▸ **Data supplied**
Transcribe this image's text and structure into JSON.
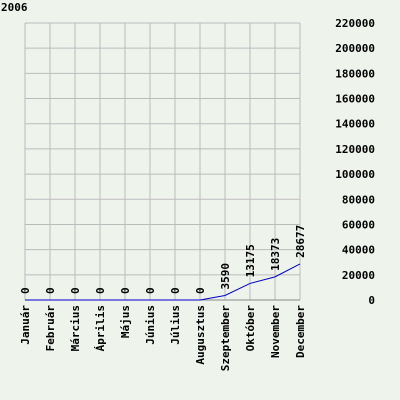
{
  "chart_data": {
    "type": "line",
    "title": "2006",
    "categories": [
      "Január",
      "Február",
      "Március",
      "Április",
      "Május",
      "Június",
      "Július",
      "Augusztus",
      "Szeptember",
      "Október",
      "November",
      "December"
    ],
    "series": [
      {
        "name": "2006",
        "color": "#0000cc",
        "values": [
          0,
          0,
          0,
          0,
          0,
          0,
          0,
          0,
          3590,
          13175,
          18373,
          28677
        ]
      }
    ],
    "ylim": [
      0,
      220000
    ],
    "yticks": [
      0,
      20000,
      40000,
      60000,
      80000,
      100000,
      120000,
      140000,
      160000,
      180000,
      200000,
      220000
    ],
    "grid": true
  }
}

▸ **Task to carry out**
Write out the data precisely as given, excluding the pictures.

▸ **Output below**
Transcribe this image's text and structure into JSON.
{
  "chart_data": {
    "type": "line",
    "title": "2006",
    "categories": [
      "Január",
      "Február",
      "Március",
      "Április",
      "Május",
      "Június",
      "Július",
      "Augusztus",
      "Szeptember",
      "Október",
      "November",
      "December"
    ],
    "series": [
      {
        "name": "2006",
        "color": "#0000cc",
        "values": [
          0,
          0,
          0,
          0,
          0,
          0,
          0,
          0,
          3590,
          13175,
          18373,
          28677
        ]
      }
    ],
    "ylim": [
      0,
      220000
    ],
    "yticks": [
      0,
      20000,
      40000,
      60000,
      80000,
      100000,
      120000,
      140000,
      160000,
      180000,
      200000,
      220000
    ],
    "grid": true
  }
}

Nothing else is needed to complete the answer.